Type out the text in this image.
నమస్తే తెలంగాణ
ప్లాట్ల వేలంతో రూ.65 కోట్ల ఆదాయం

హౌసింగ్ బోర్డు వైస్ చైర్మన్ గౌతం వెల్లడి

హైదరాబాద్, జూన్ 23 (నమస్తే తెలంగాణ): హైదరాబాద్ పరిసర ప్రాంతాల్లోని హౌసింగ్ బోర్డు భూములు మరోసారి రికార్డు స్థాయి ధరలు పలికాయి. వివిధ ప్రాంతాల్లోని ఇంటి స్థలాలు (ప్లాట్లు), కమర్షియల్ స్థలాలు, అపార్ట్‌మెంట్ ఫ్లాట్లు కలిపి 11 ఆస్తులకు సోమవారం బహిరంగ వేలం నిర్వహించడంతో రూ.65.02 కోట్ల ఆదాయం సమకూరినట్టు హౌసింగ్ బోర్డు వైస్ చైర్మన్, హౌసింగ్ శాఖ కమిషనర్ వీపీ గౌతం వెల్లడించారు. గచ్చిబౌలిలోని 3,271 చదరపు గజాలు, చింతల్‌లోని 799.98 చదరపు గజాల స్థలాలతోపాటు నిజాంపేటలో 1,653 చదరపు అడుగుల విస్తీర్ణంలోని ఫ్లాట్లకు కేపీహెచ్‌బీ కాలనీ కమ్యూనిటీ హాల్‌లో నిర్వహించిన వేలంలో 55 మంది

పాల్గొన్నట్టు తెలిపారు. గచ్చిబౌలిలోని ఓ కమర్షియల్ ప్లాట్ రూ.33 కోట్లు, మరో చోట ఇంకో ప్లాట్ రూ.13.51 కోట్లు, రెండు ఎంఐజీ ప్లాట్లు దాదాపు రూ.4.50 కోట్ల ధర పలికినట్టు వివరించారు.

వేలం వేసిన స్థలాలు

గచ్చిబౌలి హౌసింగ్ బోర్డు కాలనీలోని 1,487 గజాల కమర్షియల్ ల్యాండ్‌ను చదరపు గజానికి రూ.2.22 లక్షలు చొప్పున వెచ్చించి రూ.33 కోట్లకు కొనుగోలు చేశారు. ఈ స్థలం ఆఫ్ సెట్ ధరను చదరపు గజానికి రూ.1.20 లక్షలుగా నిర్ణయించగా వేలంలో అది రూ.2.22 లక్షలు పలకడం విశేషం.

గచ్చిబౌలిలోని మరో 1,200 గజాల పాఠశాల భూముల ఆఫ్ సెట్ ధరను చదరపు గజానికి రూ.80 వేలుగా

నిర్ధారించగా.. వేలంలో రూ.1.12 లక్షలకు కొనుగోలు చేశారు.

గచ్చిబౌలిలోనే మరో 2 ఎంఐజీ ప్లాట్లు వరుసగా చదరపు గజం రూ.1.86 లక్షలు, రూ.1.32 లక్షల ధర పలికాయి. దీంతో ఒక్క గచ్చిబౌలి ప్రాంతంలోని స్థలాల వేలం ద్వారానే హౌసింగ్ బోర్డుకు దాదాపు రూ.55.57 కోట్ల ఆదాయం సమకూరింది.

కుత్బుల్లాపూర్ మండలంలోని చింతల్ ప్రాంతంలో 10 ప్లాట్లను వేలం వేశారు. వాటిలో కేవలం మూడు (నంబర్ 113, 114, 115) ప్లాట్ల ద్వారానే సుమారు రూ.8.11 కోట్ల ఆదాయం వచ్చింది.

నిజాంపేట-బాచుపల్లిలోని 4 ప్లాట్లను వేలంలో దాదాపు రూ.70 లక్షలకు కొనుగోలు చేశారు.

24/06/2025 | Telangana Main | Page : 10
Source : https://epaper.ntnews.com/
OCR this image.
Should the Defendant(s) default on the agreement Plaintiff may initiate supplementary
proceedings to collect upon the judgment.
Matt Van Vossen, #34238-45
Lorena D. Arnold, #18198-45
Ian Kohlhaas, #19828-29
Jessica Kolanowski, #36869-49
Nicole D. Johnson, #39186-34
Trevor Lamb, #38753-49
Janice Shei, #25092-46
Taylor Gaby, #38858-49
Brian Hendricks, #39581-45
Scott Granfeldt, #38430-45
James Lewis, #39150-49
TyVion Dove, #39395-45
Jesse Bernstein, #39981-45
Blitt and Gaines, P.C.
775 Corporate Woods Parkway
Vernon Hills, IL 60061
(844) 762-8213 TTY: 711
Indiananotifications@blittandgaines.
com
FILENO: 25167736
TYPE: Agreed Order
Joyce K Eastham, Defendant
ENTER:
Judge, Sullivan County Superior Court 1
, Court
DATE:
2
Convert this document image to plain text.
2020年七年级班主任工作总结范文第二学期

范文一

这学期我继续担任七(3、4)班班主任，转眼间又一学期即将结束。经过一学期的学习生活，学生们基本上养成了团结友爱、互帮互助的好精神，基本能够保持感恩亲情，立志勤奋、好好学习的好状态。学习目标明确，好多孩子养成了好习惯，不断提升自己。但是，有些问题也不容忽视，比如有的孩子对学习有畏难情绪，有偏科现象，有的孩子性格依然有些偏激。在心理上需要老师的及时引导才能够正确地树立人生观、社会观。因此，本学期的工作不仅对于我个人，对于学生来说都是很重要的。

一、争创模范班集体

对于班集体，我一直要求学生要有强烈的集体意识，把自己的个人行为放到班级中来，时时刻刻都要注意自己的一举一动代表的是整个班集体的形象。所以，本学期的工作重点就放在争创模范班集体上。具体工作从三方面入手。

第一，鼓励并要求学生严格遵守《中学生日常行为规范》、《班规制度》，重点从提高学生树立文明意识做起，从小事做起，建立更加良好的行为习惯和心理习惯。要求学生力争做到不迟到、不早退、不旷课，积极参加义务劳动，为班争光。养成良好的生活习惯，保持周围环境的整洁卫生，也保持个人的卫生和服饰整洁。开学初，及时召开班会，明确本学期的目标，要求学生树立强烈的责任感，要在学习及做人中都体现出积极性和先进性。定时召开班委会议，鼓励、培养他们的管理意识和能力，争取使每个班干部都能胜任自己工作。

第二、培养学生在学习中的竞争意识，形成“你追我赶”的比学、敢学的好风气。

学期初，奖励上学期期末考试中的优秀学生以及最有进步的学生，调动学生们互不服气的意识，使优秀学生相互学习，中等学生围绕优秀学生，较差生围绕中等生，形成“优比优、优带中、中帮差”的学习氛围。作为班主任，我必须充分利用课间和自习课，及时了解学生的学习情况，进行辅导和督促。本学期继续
────────────────────────────────────────
- _Goal of the exercise_: Extract each line holding the word "image" from the records.

- _Solution to this exercise_:
Type out the text in this image.
OCR this image.
Convert this document image to plain text.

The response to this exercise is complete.